*Brief 1*:
In the text on the ivory trade, rewrite the part that begins at the words "Ivory was the" and stops after "the 20,000 USD.", replacing "bull elephant" with "adult male elephant".
*Brief 2*:
Extend the text on the ivory trade by writing what comes after its last sentence.

*Text*:
- Opening Delimiter -

Ivory was the original foreign interest in East Africa. In 1989 Richard Leakey made an international appeal to stop the ivory trade. He convinced president Arap Moi to publicly burn 3 million USD worth of ivory. Cites then placed the African elephant Loxodonta Africana, on appendix two (threatened) of listed species on the “Red” list. (Haenn and Richard R. p 219) Thus, making the trade in body parts of the species is internationally illegal. South Africa was infuriated arguing that they have appropriate management for big game hunting. One bull elephant can fetch as much 20,000USD. Money that if managed for the greater community, investing in sustainable agriculture, and then hunting is a valuable source of income. In most cases government officials issue more licenses than is ecologically stable, then high-end big game safari outfits make the 20,000 USD.

Kenya Adopted a shoot on site policy, which remains today for dealing with poachers.

A case study in Zimbabwe (1992) argues that money raised from one hunt built two schools for the community living around the wildlife. (Haenn and Richard R. p 220). The local population did not poach and supported wildlife protection. Hunts were conducted but trophies were not taken home.

CITES made an exemption for Zimbabwe due to its success stories until in 1993 the South African Government was involved in a huge ivory smuggling deal.

The argument Richard Leakey has is that as soon as ivory is traded legally again, then poaching will kick off again and there will be no controlling it in the large dispersal areas.

- Closing Delimiter -

*Records*:
- Opening Delimiter -

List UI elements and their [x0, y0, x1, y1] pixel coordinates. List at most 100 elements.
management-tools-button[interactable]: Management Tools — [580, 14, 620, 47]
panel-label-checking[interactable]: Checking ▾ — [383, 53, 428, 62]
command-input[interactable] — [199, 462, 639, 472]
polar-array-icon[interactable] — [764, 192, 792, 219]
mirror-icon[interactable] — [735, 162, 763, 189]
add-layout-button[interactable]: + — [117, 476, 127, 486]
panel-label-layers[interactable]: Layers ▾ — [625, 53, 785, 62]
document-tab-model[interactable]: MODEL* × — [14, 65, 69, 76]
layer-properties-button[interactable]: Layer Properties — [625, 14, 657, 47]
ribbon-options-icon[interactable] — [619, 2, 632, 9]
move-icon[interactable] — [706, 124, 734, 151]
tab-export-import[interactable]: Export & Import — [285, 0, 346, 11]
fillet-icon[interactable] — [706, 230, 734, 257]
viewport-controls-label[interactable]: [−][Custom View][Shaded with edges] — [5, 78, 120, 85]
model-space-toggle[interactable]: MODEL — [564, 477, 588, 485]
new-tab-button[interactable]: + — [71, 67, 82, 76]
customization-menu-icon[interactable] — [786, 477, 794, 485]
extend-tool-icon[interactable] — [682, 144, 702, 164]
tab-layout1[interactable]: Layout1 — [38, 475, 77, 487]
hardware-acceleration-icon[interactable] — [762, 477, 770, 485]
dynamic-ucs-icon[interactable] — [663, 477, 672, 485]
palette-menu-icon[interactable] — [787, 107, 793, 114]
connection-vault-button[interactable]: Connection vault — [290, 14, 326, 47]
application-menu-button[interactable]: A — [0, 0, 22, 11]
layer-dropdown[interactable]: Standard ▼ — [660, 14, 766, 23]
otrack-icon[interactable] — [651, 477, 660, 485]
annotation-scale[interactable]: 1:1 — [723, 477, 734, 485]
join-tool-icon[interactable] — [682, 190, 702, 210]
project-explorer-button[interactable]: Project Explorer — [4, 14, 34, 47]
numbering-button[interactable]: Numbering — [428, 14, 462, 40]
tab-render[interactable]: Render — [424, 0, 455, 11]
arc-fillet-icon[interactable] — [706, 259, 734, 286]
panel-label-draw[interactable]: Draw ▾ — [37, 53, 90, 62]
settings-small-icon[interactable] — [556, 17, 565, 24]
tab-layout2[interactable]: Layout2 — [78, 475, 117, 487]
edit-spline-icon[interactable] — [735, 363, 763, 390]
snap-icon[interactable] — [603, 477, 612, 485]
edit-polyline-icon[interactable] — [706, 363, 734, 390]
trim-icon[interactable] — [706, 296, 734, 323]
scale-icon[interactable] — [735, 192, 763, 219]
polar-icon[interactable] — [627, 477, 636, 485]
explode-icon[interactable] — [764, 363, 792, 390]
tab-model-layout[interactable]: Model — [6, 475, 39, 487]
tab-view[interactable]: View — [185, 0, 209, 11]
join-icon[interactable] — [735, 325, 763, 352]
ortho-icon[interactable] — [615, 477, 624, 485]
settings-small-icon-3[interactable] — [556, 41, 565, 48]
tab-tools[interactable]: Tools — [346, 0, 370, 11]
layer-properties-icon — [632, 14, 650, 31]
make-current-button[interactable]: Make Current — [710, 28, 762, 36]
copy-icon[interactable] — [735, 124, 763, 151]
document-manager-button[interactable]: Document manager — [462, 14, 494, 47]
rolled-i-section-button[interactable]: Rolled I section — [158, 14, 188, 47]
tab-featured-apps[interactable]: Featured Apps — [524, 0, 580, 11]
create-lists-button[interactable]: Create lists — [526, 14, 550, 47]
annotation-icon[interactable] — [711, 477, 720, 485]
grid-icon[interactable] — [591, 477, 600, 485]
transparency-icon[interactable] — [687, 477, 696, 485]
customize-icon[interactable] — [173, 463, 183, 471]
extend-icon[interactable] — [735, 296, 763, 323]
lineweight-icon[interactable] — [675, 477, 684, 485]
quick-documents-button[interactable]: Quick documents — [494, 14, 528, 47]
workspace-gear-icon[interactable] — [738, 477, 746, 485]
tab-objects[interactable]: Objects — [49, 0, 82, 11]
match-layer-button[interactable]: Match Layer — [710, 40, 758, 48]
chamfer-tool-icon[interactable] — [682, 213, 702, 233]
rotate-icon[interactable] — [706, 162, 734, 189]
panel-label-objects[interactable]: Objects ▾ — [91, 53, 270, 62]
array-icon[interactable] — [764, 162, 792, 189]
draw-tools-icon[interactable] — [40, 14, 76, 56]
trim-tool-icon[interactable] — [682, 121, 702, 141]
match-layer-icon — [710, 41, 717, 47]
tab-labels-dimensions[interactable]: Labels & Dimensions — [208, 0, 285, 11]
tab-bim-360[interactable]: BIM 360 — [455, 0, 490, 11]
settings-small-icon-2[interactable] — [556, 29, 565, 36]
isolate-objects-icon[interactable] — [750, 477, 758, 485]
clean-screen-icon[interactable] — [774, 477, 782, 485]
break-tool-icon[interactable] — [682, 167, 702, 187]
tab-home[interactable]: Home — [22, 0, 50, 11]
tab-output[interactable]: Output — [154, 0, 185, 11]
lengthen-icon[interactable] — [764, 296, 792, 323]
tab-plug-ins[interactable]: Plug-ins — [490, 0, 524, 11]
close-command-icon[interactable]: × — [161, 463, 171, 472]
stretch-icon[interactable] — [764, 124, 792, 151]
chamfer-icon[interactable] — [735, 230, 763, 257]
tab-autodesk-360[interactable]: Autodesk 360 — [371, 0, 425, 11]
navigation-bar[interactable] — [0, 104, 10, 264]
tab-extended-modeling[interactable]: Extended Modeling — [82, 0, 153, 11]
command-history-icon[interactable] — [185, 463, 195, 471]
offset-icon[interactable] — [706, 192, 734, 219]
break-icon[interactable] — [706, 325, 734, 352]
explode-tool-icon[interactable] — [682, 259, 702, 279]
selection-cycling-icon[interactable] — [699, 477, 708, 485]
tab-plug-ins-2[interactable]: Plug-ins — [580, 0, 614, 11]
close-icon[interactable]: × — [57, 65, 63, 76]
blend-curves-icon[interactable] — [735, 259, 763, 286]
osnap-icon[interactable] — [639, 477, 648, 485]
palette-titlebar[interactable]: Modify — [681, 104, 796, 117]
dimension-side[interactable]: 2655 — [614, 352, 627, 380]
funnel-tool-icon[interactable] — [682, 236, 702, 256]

- Closing Delimiter -

*Your response 1*:
Ivory was the original foreign interest in East Africa. In 1989 Richard Leakey made an international appeal to stop the ivory trade. He convinced president Arap Moi to publicly burn 3 million USD worth of ivory. Cites then placed the African elephant Loxodonta Africana, on appendix two (threatened) of listed species on the “Red” list. (Haenn and Richard R. p 219) Thus, making the trade in body parts of the species is internationally illegal. South Africa was infuriated arguing that they have appropriate management for big game hunting. One adult male elephant can fetch as much 20,000USD. Money that if managed for the greater community, investing in sustainable agriculture, and then hunting is a valuable source of income. In most cases government officials issue more licenses than is ecologically stable, then high-end big game safari outfits make the 20,000 USD.

*Your response 2*:
There are over 70 distinct ethnic groups in Kenya, ranging in size from about seven million Kikuyu to about 500 El Molo who live on the shore of Lake Turkana. Kenya's ethnic groups can be divided into three broad linguistic groups Bantu, Nilotic and Cushite. While no ethnic group has a complete majority of Kenya's citizens, the largest ethnic group, the Kikuyu, makes up 20% of the nation's total population. The five largest are the Kikuyu, Luo, Luhya, Kamba and Kalenjin accounting for 70% of total 35 million Kenyans. 97.58% of Kenya's citizens are affiliated with its 32 major indigenous groups. Of these, the Kikuyu, who were most actively involved in the independence and Mau Mau movements, are disproportionately represented in public life, government, business and the professions. The Luo people are mainly traders and artisans. The Kamba are well represented in defense and law enforcement. The Kalenjin are mainly farmers. While a recognized asset, Kenya’s ethnic diversity has also led to disputes. Interethnic rivalries and resentment over Kikuyu dominance in politics and commerce have hindered national integration. (African Studies Center Uni. Penn.)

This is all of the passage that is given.